WHAT IS EXPECTED:
Gather the lines that hold the string "Faults".
## BEGIN INFORMATION GIVEN
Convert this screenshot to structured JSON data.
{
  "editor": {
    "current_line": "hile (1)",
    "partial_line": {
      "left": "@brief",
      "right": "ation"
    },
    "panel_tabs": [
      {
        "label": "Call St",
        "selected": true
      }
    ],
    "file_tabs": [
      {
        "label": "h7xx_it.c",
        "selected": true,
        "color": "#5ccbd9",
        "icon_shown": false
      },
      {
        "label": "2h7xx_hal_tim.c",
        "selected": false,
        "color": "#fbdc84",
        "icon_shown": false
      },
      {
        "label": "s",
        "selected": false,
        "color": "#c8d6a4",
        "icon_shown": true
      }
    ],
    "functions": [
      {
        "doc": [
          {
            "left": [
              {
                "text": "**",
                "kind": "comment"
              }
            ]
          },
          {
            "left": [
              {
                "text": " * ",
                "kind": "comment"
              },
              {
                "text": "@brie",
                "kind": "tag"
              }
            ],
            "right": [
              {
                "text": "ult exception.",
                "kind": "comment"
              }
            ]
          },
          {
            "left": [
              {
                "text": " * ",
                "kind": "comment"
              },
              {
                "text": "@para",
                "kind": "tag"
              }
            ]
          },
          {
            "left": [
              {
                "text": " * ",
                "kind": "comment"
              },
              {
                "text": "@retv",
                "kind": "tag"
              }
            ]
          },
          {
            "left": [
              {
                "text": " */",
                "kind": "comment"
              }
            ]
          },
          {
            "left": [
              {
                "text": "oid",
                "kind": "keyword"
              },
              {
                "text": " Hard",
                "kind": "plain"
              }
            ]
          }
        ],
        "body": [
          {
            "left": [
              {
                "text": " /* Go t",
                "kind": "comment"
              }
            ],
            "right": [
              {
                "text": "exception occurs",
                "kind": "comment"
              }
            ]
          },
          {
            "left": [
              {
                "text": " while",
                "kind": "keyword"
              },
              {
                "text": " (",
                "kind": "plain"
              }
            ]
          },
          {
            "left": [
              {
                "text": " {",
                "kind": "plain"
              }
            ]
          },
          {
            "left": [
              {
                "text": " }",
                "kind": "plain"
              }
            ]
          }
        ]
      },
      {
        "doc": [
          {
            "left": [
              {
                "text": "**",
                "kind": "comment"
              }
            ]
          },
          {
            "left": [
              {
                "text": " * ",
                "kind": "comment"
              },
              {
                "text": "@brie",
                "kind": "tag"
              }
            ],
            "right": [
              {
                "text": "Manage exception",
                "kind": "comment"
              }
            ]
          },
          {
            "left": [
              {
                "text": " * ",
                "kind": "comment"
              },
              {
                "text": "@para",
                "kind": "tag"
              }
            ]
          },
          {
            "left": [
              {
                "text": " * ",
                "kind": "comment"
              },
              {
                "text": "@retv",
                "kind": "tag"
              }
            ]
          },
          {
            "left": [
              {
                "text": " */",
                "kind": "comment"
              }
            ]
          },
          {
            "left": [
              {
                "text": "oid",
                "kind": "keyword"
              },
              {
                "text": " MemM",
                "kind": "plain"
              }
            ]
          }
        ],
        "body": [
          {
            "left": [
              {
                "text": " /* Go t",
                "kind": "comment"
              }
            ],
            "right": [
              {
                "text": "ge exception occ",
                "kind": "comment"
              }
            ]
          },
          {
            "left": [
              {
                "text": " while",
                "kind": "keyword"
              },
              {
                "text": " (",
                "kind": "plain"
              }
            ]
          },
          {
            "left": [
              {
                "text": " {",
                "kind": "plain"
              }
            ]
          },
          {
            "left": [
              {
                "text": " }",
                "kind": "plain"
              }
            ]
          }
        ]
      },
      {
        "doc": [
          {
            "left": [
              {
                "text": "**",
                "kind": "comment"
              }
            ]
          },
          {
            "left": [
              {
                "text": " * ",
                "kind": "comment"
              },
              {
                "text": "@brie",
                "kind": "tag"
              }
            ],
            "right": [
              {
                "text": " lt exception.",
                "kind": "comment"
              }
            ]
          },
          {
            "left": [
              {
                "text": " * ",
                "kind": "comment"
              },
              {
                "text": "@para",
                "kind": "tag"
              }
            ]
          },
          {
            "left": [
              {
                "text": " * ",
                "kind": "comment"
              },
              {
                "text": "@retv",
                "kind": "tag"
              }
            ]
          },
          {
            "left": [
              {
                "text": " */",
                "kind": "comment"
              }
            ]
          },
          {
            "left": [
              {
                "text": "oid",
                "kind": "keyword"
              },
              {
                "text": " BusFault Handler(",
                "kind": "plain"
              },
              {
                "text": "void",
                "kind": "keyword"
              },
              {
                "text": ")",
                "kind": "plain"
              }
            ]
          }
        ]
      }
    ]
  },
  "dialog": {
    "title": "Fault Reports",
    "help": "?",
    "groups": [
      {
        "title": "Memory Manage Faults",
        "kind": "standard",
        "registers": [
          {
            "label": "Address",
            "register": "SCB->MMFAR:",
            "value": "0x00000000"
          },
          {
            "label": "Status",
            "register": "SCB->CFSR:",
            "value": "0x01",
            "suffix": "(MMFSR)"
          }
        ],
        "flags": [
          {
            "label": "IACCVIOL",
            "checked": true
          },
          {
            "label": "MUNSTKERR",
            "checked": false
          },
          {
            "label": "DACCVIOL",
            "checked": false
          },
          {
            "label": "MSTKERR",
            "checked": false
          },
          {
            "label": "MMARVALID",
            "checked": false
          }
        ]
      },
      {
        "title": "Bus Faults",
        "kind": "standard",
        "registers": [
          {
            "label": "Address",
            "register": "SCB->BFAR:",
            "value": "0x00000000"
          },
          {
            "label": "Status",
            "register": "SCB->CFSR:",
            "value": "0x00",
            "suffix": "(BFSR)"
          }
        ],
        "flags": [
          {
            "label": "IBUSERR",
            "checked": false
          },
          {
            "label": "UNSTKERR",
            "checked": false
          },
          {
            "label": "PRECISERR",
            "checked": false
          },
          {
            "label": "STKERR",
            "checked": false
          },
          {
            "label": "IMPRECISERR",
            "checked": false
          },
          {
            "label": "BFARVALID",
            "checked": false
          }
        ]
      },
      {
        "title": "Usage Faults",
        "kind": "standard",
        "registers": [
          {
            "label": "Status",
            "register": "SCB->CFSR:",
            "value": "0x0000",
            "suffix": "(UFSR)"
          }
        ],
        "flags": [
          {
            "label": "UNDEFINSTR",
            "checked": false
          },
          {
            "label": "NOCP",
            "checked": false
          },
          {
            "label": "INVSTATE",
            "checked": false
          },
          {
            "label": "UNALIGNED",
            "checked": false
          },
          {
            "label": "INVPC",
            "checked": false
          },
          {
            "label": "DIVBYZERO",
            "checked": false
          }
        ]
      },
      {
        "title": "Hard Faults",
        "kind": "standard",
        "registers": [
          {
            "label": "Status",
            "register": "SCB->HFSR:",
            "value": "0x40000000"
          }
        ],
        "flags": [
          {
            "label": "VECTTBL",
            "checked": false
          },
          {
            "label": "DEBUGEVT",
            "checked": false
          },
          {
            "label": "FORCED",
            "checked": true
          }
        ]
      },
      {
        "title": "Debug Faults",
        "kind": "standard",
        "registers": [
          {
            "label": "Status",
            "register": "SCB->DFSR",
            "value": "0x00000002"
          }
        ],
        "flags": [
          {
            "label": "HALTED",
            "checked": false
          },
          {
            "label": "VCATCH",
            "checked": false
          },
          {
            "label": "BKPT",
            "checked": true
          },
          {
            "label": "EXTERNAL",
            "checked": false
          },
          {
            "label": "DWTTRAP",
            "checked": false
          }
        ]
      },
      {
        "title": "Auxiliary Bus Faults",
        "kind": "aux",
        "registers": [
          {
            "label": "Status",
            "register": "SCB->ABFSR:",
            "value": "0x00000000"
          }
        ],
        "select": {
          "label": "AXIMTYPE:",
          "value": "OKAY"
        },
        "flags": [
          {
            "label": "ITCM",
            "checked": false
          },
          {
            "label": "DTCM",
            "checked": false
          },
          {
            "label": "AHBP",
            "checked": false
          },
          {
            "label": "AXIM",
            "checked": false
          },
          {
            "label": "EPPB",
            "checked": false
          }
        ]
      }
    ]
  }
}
## END INFORMATION GIVEN
EXERCISE SOLUTION:
        "title": "Memory Manage Faults",
        "title": "Bus Faults",
        "title": "Usage Faults",
        "title": "Hard Faults",
        "title": "Debug Faults",
        "title": "Auxiliary Bus Faults",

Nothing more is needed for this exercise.